*Data for this exercise*
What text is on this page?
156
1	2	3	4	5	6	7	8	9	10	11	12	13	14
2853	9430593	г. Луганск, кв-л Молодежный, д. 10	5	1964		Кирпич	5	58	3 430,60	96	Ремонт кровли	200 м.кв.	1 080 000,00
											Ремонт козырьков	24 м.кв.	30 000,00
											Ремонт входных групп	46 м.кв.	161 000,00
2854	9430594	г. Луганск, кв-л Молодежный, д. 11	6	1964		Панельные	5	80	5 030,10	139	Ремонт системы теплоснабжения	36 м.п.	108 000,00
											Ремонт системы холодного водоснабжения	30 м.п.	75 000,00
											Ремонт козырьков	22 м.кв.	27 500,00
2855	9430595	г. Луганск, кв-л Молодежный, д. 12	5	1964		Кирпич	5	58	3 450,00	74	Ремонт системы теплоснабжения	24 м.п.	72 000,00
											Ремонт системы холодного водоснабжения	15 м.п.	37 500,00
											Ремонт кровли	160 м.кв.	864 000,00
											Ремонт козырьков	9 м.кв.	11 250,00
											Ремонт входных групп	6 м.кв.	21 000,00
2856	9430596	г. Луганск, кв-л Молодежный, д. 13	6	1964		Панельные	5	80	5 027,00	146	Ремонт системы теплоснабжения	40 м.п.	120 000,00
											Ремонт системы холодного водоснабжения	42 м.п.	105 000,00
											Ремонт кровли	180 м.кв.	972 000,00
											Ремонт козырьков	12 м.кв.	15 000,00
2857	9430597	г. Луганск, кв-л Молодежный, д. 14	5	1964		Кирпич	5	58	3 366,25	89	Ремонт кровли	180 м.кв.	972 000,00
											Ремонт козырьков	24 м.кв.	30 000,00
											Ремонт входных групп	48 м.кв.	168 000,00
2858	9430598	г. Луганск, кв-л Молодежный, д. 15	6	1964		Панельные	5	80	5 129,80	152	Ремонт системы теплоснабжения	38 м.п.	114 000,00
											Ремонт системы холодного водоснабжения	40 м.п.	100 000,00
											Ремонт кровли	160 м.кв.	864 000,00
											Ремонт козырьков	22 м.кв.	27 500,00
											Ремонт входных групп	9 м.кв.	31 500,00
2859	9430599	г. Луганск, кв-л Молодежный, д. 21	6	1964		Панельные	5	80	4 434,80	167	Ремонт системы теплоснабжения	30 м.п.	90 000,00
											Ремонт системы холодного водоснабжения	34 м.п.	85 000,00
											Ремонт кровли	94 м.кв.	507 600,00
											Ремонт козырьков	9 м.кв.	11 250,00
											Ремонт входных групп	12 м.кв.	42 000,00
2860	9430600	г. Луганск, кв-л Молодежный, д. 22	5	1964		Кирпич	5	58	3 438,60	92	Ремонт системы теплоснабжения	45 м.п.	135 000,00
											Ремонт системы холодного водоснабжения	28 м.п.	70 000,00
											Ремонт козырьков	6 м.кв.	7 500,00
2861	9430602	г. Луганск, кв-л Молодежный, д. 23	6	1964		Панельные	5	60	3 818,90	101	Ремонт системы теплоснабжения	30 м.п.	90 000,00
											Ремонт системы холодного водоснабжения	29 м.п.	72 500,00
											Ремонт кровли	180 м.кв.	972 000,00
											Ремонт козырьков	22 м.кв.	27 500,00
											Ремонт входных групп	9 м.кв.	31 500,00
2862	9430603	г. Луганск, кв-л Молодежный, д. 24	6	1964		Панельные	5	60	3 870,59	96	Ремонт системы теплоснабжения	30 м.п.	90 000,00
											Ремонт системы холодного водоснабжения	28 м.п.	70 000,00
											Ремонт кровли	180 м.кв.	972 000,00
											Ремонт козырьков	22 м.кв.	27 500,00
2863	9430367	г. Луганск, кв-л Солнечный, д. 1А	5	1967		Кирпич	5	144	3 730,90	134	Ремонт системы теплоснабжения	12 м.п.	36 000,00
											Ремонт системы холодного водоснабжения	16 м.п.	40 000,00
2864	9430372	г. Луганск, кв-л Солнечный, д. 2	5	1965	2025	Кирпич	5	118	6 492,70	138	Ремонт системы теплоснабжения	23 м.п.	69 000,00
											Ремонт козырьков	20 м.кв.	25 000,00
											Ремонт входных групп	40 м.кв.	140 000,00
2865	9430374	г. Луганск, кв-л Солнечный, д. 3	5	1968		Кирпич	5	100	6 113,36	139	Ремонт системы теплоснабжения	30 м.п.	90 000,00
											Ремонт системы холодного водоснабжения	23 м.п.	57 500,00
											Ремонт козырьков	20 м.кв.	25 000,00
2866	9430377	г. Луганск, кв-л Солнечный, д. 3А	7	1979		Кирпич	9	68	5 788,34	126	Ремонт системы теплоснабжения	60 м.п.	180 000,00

*Brief*
Locate each line with the word "Панельные" and copy it.

*Reply to the task*
2854	9430594	г. Луганск, кв-л Молодежный, д. 11	6	1964		Панельные	5	80	5 030,10	139	Ремонт системы теплоснабжения	36 м.п.	108 000,00
2856	9430596	г. Луганск, кв-л Молодежный, д. 13	6	1964		Панельные	5	80	5 027,00	146	Ремонт системы теплоснабжения	40 м.п.	120 000,00
2858	9430598	г. Луганск, кв-л Молодежный, д. 15	6	1964		Панельные	5	80	5 129,80	152	Ремонт системы теплоснабжения	38 м.п.	114 000,00
2859	9430599	г. Луганск, кв-л Молодежный, д. 21	6	1964		Панельные	5	80	4 434,80	167	Ремонт системы теплоснабжения	30 м.п.	90 000,00
2861	9430602	г. Луганск, кв-л Молодежный, д. 23	6	1964		Панельные	5	60	3 818,90	101	Ремонт системы теплоснабжения	30 м.п.	90 000,00
2862	9430603	г. Луганск, кв-л Молодежный, д. 24	6	1964		Панельные	5	60	3 870,59	96	Ремонт системы теплоснабжения	30 м.п.	90 000,00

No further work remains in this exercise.